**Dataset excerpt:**
________

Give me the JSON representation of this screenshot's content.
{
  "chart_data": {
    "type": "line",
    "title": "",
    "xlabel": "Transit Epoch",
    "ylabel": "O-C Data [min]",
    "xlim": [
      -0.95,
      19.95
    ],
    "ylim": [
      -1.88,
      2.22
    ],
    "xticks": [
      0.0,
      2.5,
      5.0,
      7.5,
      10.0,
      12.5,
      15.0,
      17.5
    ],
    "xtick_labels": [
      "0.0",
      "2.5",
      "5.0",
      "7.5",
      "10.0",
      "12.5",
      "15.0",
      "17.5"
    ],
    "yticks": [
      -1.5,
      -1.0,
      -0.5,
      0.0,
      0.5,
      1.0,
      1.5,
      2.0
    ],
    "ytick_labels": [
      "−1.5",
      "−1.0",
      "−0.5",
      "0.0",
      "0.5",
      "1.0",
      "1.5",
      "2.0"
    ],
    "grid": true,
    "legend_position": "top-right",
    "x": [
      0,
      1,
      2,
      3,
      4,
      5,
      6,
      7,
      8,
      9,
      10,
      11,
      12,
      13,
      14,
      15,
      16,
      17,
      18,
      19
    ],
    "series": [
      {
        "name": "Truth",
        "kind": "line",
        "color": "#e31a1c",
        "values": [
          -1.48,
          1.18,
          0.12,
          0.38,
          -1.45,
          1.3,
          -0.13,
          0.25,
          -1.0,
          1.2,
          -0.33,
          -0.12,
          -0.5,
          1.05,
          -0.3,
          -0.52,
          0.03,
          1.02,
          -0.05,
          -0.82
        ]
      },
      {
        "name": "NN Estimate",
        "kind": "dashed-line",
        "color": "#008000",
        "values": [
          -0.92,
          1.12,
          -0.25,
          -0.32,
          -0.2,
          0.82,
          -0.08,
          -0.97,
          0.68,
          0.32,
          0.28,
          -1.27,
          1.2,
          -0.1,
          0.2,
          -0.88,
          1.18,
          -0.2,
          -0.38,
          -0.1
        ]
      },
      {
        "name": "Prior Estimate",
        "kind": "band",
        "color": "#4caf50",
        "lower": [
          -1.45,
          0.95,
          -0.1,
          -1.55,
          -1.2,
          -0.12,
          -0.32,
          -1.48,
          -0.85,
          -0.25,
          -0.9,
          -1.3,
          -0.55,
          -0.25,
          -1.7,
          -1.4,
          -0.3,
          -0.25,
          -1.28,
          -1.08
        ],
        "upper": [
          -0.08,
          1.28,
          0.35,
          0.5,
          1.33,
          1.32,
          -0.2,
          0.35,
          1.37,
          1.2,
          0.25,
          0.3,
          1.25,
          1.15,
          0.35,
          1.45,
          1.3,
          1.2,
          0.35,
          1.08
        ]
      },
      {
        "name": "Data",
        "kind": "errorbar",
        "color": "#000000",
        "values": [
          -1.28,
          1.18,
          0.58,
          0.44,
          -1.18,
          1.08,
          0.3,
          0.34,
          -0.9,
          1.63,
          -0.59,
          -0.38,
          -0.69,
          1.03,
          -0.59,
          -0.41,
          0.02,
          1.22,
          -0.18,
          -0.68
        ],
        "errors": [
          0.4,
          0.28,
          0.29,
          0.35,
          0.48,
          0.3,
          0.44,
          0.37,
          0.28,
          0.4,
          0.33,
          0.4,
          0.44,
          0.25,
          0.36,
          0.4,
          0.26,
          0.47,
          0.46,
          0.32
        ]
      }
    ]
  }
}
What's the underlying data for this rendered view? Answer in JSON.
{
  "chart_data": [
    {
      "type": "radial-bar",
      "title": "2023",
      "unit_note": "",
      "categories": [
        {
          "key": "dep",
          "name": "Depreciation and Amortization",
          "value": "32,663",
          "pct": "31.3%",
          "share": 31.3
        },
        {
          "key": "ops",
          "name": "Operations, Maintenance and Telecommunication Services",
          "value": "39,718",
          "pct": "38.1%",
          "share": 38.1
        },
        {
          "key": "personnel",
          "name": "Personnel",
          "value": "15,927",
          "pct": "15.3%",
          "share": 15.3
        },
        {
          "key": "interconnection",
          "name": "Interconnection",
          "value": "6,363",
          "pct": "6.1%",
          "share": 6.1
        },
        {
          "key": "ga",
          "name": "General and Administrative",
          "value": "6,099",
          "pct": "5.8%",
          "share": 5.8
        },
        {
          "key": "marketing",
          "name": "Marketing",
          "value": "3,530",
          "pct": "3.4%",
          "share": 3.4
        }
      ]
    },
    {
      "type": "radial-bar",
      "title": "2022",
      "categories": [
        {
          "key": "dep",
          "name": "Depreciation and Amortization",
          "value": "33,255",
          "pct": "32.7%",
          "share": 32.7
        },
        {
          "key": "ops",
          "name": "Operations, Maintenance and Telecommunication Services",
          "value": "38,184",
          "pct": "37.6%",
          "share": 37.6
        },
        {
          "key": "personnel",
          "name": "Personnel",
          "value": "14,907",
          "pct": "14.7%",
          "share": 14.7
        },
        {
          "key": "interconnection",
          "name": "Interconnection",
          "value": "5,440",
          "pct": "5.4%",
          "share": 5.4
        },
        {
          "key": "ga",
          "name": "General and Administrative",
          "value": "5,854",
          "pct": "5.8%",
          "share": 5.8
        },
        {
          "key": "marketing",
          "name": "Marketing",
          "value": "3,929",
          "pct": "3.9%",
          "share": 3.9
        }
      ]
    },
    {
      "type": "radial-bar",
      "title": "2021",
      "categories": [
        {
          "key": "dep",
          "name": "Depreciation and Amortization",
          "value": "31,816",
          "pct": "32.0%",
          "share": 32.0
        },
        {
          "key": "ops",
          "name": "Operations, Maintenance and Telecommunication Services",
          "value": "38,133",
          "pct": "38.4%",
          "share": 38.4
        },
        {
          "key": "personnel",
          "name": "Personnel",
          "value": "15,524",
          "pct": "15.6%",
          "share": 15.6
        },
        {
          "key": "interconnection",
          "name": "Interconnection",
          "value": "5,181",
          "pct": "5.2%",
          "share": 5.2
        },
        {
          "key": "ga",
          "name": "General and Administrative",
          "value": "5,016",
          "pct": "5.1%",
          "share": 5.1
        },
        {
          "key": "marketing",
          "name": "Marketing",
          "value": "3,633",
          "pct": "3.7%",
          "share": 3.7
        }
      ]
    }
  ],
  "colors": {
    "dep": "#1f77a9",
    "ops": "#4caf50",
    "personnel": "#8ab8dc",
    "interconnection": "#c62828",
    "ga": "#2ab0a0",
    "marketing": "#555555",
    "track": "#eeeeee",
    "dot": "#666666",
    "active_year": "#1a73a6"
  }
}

________

**EXERCISE AIM:** Write out the listing once more, matching it exactly.

**SOLVED PROBLEM:**
Give me the JSON representation of this screenshot's content.
{
  "chart_data": {
    "type": "line",
    "title": "",
    "xlabel": "Transit Epoch",
    "ylabel": "O-C Data [min]",
    "xlim": [
      -0.95,
      19.95
    ],
    "ylim": [
      -1.88,
      2.22
    ],
    "xticks": [
      0.0,
      2.5,
      5.0,
      7.5,
      10.0,
      12.5,
      15.0,
      17.5
    ],
    "xtick_labels": [
      "0.0",
      "2.5",
      "5.0",
      "7.5",
      "10.0",
      "12.5",
      "15.0",
      "17.5"
    ],
    "yticks": [
      -1.5,
      -1.0,
      -0.5,
      0.0,
      0.5,
      1.0,
      1.5,
      2.0
    ],
    "ytick_labels": [
      "−1.5",
      "−1.0",
      "−0.5",
      "0.0",
      "0.5",
      "1.0",
      "1.5",
      "2.0"
    ],
    "grid": true,
    "legend_position": "top-right",
    "x": [
      0,
      1,
      2,
      3,
      4,
      5,
      6,
      7,
      8,
      9,
      10,
      11,
      12,
      13,
      14,
      15,
      16,
      17,
      18,
      19
    ],
    "series": [
      {
        "name": "Truth",
        "kind": "line",
        "color": "#e31a1c",
        "values": [
          -1.48,
          1.18,
          0.12,
          0.38,
          -1.45,
          1.3,
          -0.13,
          0.25,
          -1.0,
          1.2,
          -0.33,
          -0.12,
          -0.5,
          1.05,
          -0.3,
          -0.52,
          0.03,
          1.02,
          -0.05,
          -0.82
        ]
      },
      {
        "name": "NN Estimate",
        "kind": "dashed-line",
        "color": "#008000",
        "values": [
          -0.92,
          1.12,
          -0.25,
          -0.32,
          -0.2,
          0.82,
          -0.08,
          -0.97,
          0.68,
          0.32,
          0.28,
          -1.27,
          1.2,
          -0.1,
          0.2,
          -0.88,
          1.18,
          -0.2,
          -0.38,
          -0.1
        ]
      },
      {
        "name": "Prior Estimate",
        "kind": "band",
        "color": "#4caf50",
        "lower": [
          -1.45,
          0.95,
          -0.1,
          -1.55,
          -1.2,
          -0.12,
          -0.32,
          -1.48,
          -0.85,
          -0.25,
          -0.9,
          -1.3,
          -0.55,
          -0.25,
          -1.7,
          -1.4,
          -0.3,
          -0.25,
          -1.28,
          -1.08
        ],
        "upper": [
          -0.08,
          1.28,
          0.35,
          0.5,
          1.33,
          1.32,
          -0.2,
          0.35,
          1.37,
          1.2,
          0.25,
          0.3,
          1.25,
          1.15,
          0.35,
          1.45,
          1.3,
          1.2,
          0.35,
          1.08
        ]
      },
      {
        "name": "Data",
        "kind": "errorbar",
        "color": "#000000",
        "values": [
          -1.28,
          1.18,
          0.58,
          0.44,
          -1.18,
          1.08,
          0.3,
          0.34,
          -0.9,
          1.63,
          -0.59,
          -0.38,
          -0.69,
          1.03,
          -0.59,
          -0.41,
          0.02,
          1.22,
          -0.18,
          -0.68
        ],
        "errors": [
          0.4,
          0.28,
          0.29,
          0.35,
          0.48,
          0.3,
          0.44,
          0.37,
          0.28,
          0.4,
          0.33,
          0.4,
          0.44,
          0.25,
          0.36,
          0.4,
          0.26,
          0.47,
          0.46,
          0.32
        ]
      }
    ]
  }
}
What's the underlying data for this rendered view? Answer in JSON.
{
  "chart_data": [
    {
      "type": "radial-bar",
      "title": "2023",
      "unit_note": "",
      "categories": [
        {
          "key": "dep",
          "name": "Depreciation and Amortization",
          "value": "32,663",
          "pct": "31.3%",
          "share": 31.3
        },
        {
          "key": "ops",
          "name": "Operations, Maintenance and Telecommunication Services",
          "value": "39,718",
          "pct": "38.1%",
          "share": 38.1
        },
        {
          "key": "personnel",
          "name": "Personnel",
          "value": "15,927",
          "pct": "15.3%",
          "share": 15.3
        },
        {
          "key": "interconnection",
          "name": "Interconnection",
          "value": "6,363",
          "pct": "6.1%",
          "share": 6.1
        },
        {
          "key": "ga",
          "name": "General and Administrative",
          "value": "6,099",
          "pct": "5.8%",
          "share": 5.8
        },
        {
          "key": "marketing",
          "name": "Marketing",
          "value": "3,530",
          "pct": "3.4%",
          "share": 3.4
        }
      ]
    },
    {
      "type": "radial-bar",
      "title": "2022",
      "categories": [
        {
          "key": "dep",
          "name": "Depreciation and Amortization",
          "value": "33,255",
          "pct": "32.7%",
          "share": 32.7
        },
        {
          "key": "ops",
          "name": "Operations, Maintenance and Telecommunication Services",
          "value": "38,184",
          "pct": "37.6%",
          "share": 37.6
        },
        {
          "key": "personnel",
          "name": "Personnel",
          "value": "14,907",
          "pct": "14.7%",
          "share": 14.7
        },
        {
          "key": "interconnection",
          "name": "Interconnection",
          "value": "5,440",
          "pct": "5.4%",
          "share": 5.4
        },
        {
          "key": "ga",
          "name": "General and Administrative",
          "value": "5,854",
          "pct": "5.8%",
          "share": 5.8
        },
        {
          "key": "marketing",
          "name": "Marketing",
          "value": "3,929",
          "pct": "3.9%",
          "share": 3.9
        }
      ]
    },
    {
      "type": "radial-bar",
      "title": "2021",
      "categories": [
        {
          "key": "dep",
          "name": "Depreciation and Amortization",
          "value": "31,816",
          "pct": "32.0%",
          "share": 32.0
        },
        {
          "key": "ops",
          "name": "Operations, Maintenance and Telecommunication Services",
          "value": "38,133",
          "pct": "38.4%",
          "share": 38.4
        },
        {
          "key": "personnel",
          "name": "Personnel",
          "value": "15,524",
          "pct": "15.6%",
          "share": 15.6
        },
        {
          "key": "interconnection",
          "name": "Interconnection",
          "value": "5,181",
          "pct": "5.2%",
          "share": 5.2
        },
        {
          "key": "ga",
          "name": "General and Administrative",
          "value": "5,016",
          "pct": "5.1%",
          "share": 5.1
        },
        {
          "key": "marketing",
          "name": "Marketing",
          "value": "3,633",
          "pct": "3.7%",
          "share": 3.7
        }
      ]
    }
  ],
  "colors": {
    "dep": "#1f77a9",
    "ops": "#4caf50",
    "personnel": "#8ab8dc",
    "interconnection": "#c62828",
    "ga": "#2ab0a0",
    "marketing": "#555555",
    "track": "#eeeeee",
    "dot": "#666666",
    "active_year": "#1a73a6"
  }
}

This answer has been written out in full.